* Task brief: What is the number of lines holding the word "Solvent"? Give that number alone.

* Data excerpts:
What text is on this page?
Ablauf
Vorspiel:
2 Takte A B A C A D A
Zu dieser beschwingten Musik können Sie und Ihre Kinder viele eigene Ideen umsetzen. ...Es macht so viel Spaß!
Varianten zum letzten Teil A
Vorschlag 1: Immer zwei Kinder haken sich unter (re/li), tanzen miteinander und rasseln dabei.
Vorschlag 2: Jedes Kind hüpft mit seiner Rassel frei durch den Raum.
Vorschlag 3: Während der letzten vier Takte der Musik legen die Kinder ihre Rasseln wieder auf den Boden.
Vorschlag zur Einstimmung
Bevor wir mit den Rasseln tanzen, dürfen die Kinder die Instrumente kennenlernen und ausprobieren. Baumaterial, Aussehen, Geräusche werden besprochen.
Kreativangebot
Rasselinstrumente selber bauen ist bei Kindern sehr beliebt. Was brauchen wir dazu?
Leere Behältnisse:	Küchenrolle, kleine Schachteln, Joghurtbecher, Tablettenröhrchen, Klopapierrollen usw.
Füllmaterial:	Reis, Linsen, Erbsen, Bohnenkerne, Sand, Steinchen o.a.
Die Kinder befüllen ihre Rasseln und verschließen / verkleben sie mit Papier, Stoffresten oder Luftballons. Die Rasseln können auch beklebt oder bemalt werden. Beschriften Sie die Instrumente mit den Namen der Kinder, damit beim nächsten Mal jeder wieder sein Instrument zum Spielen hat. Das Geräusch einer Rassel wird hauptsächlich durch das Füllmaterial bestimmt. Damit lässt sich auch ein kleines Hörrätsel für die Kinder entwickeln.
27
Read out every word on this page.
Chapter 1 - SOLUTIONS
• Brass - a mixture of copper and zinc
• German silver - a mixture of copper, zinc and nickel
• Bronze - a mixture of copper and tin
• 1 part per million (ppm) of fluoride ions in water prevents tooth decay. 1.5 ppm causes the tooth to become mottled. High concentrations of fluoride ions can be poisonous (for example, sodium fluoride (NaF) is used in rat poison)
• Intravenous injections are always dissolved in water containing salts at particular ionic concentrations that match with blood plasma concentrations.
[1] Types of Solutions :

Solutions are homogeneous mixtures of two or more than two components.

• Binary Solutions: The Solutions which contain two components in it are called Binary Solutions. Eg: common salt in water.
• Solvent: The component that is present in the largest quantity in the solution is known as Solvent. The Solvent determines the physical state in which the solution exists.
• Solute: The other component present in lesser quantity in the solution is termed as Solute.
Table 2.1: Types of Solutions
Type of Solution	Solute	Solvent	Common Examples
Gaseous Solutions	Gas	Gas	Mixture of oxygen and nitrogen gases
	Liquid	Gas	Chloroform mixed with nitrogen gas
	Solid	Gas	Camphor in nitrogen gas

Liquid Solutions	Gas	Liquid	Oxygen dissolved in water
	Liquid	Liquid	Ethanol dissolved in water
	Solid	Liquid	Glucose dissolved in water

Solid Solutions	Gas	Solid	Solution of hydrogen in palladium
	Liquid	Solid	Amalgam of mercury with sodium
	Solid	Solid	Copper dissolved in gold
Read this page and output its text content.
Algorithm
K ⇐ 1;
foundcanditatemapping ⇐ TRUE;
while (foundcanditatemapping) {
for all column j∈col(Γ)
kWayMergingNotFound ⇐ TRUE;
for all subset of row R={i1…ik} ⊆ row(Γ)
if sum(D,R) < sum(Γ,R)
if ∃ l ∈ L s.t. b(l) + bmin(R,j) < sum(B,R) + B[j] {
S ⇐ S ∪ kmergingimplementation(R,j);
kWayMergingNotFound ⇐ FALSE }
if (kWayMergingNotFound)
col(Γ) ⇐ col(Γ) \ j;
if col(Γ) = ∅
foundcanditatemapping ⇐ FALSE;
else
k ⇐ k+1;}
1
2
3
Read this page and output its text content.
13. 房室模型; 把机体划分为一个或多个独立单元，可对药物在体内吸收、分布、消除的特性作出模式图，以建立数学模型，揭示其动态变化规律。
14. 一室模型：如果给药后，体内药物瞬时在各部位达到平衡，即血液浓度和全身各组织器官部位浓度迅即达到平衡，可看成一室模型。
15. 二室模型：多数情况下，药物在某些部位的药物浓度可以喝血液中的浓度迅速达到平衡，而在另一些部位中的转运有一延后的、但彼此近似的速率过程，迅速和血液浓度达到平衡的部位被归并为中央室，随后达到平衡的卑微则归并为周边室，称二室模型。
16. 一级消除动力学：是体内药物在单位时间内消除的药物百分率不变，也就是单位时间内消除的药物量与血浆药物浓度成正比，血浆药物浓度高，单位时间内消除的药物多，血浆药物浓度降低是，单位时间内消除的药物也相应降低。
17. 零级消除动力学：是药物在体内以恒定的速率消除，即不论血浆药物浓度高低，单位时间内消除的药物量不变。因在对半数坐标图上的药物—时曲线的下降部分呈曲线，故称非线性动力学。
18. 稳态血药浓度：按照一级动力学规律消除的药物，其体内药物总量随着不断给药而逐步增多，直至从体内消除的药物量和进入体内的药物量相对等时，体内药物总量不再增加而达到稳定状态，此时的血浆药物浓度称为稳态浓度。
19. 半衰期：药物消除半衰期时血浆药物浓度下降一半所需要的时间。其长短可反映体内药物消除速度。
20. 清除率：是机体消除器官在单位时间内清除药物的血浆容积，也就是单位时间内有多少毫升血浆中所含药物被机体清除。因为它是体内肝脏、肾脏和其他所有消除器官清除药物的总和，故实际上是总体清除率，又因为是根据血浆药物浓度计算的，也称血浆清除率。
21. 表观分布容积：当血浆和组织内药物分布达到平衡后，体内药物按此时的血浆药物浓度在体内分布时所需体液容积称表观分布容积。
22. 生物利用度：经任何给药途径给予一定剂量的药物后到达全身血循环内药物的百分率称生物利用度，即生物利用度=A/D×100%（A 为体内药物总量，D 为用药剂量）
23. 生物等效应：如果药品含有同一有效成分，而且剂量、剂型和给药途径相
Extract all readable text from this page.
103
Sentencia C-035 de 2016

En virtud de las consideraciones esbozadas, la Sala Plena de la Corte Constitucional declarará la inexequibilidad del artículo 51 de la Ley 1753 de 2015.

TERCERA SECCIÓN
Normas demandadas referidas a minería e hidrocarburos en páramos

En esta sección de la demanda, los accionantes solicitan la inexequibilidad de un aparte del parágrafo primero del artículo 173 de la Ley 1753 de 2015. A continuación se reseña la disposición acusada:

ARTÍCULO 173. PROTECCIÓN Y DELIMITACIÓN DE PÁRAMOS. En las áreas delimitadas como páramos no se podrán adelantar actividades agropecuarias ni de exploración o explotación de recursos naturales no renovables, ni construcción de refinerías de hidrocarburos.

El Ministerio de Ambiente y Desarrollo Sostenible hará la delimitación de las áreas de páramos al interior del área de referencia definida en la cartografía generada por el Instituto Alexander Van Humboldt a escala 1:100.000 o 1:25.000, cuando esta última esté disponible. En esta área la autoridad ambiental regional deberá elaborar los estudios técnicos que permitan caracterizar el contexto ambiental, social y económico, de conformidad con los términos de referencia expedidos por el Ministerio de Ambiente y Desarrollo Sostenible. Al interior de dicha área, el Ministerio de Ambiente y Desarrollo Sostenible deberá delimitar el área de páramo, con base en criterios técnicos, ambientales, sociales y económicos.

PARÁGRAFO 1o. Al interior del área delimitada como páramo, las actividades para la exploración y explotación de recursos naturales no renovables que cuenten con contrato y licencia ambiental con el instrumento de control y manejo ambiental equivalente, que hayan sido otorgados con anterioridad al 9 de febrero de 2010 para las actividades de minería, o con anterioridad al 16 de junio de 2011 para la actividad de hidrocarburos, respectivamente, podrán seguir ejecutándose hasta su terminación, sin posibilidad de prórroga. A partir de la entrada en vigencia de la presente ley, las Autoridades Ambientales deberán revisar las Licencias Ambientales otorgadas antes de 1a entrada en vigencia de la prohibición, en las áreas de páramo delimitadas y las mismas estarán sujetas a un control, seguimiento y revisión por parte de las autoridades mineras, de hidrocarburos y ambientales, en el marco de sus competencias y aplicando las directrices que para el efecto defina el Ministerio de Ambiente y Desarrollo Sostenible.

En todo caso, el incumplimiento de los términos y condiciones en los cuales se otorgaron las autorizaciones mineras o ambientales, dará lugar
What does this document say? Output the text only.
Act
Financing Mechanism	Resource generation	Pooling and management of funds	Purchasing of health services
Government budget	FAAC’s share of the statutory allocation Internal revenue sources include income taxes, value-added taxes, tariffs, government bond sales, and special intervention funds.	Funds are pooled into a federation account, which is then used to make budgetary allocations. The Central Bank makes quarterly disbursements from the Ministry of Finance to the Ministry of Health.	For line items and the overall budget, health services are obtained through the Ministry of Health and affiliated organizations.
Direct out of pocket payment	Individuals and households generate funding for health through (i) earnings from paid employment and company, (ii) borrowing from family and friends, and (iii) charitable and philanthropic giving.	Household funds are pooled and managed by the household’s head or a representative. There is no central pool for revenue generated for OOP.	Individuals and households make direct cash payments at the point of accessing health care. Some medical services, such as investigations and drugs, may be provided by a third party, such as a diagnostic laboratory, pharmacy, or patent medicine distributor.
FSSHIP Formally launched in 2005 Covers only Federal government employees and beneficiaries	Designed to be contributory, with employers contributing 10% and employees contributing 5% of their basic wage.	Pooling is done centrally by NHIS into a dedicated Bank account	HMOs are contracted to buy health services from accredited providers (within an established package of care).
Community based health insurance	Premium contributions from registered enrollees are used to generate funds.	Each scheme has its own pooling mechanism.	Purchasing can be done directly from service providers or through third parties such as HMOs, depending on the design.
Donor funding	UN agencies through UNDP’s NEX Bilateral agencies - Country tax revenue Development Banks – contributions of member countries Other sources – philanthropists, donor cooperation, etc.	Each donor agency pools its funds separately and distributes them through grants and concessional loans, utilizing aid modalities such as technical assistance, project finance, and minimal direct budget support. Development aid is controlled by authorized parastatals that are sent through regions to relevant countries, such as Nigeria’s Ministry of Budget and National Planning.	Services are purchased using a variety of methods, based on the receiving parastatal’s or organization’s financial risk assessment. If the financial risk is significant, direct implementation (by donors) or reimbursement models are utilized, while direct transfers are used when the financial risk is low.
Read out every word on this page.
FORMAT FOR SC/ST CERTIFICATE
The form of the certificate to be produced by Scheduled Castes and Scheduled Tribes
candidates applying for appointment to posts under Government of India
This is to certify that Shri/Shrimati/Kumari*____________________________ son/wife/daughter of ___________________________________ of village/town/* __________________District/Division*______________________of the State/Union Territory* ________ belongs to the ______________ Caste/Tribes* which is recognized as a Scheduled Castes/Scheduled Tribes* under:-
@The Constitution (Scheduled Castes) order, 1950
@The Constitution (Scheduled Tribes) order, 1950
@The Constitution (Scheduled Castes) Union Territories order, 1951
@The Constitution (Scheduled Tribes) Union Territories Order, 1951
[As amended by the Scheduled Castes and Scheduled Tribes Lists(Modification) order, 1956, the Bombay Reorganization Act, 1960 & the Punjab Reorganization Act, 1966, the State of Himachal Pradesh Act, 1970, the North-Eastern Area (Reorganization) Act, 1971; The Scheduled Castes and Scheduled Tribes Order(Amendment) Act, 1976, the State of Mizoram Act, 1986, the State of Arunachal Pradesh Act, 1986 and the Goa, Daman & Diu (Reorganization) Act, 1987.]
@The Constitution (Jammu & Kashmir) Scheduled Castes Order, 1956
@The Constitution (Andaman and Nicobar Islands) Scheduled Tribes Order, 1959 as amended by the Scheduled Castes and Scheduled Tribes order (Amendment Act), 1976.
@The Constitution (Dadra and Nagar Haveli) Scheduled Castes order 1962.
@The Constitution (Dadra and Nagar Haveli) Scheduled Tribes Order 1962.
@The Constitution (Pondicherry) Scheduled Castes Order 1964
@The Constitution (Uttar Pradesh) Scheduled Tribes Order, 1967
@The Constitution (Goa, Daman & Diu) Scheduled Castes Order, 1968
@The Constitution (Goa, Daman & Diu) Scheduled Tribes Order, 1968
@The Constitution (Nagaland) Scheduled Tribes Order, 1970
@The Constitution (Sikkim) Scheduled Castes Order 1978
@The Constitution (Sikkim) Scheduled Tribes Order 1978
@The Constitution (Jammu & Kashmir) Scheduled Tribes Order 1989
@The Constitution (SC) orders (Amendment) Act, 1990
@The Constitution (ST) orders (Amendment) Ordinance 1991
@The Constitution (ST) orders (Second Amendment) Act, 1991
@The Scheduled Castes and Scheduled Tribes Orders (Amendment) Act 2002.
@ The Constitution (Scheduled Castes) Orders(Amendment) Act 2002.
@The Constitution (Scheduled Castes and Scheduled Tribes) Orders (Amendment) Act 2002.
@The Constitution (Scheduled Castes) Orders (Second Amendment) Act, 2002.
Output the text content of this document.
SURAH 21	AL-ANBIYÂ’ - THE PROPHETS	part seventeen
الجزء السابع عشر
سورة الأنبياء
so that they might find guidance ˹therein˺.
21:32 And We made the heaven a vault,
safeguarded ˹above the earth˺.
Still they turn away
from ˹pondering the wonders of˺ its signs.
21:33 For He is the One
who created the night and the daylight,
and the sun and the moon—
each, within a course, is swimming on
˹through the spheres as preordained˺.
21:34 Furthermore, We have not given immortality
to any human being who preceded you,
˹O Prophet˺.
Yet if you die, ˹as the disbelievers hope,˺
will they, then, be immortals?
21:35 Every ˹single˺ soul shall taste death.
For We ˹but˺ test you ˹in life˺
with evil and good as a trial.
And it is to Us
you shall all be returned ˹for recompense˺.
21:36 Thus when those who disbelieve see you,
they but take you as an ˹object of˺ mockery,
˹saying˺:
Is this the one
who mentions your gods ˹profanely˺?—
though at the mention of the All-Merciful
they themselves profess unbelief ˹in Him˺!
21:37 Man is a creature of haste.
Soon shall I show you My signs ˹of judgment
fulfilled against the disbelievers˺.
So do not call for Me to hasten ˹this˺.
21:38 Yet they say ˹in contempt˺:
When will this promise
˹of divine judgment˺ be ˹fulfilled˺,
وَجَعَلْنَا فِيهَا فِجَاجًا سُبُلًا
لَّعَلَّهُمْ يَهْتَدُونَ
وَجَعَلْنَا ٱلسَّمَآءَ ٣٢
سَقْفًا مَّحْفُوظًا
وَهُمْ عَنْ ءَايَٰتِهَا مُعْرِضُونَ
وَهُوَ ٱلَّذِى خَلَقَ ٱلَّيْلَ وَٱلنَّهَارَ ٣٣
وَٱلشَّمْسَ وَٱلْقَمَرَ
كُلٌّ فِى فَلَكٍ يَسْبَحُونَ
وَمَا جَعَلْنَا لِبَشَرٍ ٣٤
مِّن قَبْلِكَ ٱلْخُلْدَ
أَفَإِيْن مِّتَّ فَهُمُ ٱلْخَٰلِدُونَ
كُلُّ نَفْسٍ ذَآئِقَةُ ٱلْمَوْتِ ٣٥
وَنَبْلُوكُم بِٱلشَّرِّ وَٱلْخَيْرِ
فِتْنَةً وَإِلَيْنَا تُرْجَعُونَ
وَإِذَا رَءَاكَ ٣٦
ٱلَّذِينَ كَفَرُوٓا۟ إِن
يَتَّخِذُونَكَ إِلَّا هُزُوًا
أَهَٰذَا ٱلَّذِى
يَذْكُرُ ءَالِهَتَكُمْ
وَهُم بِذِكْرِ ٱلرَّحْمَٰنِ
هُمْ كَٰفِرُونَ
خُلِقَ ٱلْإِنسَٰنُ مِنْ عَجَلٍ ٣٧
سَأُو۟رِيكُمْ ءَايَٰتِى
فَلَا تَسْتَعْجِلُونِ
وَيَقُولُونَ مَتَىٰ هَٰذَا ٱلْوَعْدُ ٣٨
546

* Solution for this exercise: 2